***** Source material *****

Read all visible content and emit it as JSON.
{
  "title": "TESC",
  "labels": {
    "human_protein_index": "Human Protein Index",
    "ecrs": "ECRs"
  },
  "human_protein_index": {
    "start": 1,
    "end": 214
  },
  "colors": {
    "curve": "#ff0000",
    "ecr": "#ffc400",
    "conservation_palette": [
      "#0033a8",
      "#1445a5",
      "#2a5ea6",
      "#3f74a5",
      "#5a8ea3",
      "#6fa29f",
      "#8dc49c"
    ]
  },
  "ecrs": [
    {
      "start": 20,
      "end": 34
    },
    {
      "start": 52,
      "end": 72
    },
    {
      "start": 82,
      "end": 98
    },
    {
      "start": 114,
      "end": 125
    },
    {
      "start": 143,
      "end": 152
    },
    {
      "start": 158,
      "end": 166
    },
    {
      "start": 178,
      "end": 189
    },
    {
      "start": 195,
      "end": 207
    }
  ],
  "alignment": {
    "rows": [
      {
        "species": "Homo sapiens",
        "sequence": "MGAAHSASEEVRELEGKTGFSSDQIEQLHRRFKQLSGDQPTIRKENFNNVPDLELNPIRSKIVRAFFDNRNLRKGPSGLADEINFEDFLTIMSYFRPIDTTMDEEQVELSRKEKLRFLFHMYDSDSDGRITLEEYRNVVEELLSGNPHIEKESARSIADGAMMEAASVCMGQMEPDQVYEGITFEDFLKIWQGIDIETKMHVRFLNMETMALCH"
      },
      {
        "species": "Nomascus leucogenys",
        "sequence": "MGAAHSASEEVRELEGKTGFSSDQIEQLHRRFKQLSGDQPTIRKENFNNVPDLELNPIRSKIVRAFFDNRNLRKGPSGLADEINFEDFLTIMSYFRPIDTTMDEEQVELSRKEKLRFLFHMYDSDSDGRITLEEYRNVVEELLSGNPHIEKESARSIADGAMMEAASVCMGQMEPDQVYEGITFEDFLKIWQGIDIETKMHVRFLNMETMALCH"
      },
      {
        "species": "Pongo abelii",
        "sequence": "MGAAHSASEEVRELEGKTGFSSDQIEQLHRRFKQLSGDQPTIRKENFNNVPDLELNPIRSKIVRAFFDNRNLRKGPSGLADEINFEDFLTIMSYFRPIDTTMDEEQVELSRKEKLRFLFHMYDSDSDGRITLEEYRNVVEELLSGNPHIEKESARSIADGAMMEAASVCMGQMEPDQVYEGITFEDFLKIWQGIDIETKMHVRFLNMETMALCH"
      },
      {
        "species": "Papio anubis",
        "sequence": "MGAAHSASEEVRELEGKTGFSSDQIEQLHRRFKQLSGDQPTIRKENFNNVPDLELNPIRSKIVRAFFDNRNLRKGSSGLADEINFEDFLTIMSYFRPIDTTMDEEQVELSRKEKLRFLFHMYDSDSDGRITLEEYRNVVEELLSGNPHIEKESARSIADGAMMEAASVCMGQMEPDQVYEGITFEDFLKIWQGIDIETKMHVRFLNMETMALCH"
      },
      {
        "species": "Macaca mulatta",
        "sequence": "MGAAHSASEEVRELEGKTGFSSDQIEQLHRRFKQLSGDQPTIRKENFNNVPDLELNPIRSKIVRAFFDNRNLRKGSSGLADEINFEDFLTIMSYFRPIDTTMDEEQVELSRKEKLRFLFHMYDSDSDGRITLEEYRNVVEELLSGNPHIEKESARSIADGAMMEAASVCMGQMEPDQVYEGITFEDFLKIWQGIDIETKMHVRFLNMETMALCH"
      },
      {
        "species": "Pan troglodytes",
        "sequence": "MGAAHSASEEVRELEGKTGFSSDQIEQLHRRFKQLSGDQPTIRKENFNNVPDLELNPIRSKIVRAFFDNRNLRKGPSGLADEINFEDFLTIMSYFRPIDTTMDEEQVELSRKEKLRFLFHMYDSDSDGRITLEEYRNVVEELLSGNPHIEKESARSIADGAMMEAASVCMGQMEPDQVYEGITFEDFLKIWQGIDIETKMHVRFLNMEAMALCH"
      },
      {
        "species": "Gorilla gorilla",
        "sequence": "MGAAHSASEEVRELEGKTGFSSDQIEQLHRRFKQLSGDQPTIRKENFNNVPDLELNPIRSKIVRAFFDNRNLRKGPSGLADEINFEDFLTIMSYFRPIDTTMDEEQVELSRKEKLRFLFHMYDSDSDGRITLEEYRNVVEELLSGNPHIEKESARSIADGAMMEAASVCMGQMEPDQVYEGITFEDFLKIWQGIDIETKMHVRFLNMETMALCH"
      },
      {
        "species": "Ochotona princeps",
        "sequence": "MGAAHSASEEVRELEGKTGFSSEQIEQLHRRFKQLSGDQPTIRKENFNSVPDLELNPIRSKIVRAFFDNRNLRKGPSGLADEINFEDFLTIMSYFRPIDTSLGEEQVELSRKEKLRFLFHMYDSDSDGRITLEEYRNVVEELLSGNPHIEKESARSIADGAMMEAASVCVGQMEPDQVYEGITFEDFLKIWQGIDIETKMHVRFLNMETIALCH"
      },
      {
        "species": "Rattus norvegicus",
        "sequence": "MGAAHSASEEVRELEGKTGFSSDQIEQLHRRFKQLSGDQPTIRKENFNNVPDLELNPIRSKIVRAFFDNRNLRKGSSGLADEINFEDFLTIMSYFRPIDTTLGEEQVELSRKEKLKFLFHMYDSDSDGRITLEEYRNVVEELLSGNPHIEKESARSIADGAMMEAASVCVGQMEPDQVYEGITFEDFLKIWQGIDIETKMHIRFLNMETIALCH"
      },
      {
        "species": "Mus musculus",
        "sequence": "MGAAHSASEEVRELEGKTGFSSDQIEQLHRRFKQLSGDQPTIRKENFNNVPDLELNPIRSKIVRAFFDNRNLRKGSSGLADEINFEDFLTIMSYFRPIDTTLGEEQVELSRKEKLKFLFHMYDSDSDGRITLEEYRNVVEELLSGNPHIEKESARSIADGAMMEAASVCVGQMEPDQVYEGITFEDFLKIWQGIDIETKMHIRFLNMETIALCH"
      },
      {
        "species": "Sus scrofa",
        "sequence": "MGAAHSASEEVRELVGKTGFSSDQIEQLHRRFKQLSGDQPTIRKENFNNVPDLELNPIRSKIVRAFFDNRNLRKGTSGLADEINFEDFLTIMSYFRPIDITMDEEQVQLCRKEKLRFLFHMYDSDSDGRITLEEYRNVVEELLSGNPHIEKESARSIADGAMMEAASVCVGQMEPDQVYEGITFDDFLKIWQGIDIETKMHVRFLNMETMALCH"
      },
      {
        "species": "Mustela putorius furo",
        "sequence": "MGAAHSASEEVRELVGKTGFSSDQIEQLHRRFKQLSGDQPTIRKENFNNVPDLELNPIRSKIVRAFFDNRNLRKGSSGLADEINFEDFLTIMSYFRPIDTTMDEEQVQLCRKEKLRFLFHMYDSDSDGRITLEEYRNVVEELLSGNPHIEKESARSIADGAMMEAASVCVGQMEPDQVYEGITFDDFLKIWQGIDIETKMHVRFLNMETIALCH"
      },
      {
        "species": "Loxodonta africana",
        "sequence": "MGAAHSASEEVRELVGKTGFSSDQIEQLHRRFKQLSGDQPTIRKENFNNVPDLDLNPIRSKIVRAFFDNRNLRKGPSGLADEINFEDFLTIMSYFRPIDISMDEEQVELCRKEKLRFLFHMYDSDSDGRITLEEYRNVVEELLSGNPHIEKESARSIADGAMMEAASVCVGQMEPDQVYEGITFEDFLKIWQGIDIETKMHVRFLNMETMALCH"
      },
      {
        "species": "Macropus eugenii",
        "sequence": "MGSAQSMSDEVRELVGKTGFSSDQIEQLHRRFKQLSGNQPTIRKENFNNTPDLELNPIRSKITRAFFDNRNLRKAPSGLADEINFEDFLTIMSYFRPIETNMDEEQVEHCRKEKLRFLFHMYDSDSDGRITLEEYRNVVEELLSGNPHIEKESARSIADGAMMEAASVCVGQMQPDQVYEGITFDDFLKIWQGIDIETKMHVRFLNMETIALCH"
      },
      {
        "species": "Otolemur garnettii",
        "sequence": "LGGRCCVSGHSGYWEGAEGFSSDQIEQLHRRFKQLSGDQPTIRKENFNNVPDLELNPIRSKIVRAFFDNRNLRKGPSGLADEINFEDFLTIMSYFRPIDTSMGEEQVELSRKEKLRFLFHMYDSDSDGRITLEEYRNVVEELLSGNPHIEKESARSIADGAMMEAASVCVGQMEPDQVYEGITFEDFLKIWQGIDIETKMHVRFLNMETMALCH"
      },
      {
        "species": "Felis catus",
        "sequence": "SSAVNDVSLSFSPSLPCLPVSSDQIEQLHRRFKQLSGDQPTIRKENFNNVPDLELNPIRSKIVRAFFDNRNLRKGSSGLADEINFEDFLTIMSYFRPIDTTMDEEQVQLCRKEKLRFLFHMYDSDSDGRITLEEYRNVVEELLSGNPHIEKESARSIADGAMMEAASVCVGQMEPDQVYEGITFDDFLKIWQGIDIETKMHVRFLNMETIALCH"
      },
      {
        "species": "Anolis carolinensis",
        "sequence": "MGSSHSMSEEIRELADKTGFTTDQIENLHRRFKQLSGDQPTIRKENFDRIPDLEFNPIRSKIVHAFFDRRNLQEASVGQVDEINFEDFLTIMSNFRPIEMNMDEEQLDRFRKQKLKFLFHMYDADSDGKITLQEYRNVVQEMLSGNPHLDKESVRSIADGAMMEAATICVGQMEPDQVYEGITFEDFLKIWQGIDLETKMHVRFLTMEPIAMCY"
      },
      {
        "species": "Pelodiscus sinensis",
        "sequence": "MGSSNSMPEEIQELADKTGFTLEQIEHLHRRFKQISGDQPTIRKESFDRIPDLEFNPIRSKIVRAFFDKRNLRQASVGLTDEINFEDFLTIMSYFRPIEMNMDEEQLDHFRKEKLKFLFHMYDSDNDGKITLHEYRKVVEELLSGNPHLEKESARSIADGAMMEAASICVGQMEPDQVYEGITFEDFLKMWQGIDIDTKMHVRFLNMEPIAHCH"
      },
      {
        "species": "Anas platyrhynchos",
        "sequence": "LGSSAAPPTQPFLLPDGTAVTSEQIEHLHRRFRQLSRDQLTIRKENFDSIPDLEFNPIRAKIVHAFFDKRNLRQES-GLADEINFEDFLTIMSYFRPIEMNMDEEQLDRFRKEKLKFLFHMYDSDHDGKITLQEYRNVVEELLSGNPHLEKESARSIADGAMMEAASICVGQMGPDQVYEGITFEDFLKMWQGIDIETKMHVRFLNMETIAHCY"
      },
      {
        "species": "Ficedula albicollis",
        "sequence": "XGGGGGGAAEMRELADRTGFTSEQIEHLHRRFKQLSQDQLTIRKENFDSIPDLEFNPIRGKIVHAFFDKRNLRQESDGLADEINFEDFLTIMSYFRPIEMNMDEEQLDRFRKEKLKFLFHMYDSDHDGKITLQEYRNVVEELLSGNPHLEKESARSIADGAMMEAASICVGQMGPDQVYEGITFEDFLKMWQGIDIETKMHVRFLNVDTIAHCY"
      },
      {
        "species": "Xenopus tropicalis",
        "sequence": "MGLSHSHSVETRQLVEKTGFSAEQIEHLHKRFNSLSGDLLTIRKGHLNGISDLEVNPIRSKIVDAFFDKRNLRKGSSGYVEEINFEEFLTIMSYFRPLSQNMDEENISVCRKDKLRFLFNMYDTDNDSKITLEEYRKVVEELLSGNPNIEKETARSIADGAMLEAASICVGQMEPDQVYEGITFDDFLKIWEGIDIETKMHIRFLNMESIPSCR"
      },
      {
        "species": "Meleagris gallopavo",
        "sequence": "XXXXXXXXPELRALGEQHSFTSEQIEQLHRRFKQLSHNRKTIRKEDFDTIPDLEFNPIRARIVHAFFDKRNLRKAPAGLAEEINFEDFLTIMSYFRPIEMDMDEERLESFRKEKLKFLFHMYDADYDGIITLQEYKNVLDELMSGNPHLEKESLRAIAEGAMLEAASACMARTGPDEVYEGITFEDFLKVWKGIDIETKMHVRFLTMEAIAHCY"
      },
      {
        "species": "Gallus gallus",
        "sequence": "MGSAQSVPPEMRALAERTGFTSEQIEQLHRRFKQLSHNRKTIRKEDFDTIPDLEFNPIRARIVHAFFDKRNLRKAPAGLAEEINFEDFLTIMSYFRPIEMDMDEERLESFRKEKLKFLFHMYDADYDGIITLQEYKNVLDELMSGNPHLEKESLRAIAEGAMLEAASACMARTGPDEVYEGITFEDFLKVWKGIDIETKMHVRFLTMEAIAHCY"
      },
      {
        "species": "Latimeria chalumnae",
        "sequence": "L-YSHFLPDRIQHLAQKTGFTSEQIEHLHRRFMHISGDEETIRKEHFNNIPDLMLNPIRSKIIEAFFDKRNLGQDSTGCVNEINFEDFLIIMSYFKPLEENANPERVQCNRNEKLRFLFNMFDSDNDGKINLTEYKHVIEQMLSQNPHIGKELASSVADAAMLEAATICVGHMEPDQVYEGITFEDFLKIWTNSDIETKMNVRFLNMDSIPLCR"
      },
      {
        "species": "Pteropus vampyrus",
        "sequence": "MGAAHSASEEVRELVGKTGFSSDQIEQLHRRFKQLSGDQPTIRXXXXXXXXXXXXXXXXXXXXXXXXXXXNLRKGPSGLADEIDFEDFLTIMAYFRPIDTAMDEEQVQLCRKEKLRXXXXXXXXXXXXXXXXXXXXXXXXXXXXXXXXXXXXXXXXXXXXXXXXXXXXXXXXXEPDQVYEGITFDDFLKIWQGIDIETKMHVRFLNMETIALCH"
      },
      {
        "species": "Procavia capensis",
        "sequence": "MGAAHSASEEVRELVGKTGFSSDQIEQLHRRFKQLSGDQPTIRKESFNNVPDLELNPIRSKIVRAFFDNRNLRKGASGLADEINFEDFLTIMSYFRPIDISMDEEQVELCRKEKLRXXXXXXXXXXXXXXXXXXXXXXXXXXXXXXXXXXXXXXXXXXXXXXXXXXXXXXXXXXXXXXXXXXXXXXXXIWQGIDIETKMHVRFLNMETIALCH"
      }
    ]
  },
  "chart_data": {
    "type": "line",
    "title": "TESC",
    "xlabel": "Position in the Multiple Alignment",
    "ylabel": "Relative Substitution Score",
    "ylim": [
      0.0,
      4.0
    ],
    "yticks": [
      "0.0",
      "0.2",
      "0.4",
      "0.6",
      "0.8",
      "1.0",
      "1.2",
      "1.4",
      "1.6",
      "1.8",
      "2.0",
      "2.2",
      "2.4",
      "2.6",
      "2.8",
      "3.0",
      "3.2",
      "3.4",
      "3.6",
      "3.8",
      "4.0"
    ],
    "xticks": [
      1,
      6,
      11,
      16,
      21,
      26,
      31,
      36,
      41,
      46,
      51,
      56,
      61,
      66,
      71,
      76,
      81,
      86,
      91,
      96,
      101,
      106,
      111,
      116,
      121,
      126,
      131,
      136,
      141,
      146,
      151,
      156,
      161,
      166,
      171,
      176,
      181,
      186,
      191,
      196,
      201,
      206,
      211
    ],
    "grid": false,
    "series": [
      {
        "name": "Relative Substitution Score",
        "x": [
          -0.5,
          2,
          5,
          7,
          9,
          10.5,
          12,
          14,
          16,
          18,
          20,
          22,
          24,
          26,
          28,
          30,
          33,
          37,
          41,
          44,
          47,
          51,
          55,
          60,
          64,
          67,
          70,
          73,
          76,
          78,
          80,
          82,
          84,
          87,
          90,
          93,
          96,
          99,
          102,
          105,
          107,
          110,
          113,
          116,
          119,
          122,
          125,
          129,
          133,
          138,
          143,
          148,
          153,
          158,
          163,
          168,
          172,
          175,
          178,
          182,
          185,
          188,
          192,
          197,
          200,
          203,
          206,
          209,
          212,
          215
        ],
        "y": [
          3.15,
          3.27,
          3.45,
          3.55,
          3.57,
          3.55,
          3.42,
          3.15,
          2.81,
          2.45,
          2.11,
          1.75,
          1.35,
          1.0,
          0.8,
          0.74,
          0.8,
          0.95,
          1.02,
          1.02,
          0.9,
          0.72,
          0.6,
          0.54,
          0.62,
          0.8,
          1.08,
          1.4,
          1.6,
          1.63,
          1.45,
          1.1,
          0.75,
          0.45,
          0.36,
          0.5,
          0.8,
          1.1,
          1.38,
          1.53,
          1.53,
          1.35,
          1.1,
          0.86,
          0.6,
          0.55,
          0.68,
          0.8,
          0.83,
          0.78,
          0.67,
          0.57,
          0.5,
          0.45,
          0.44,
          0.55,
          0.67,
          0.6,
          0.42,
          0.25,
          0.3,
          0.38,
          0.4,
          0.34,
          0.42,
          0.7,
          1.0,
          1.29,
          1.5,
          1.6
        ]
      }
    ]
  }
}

*****

*Description of the task*. Would you copy out each line of the records above where the word "Substitution" occurs?

*Output*.
    "ylabel": "Relative Substitution Score",
        "name": "Relative Substitution Score",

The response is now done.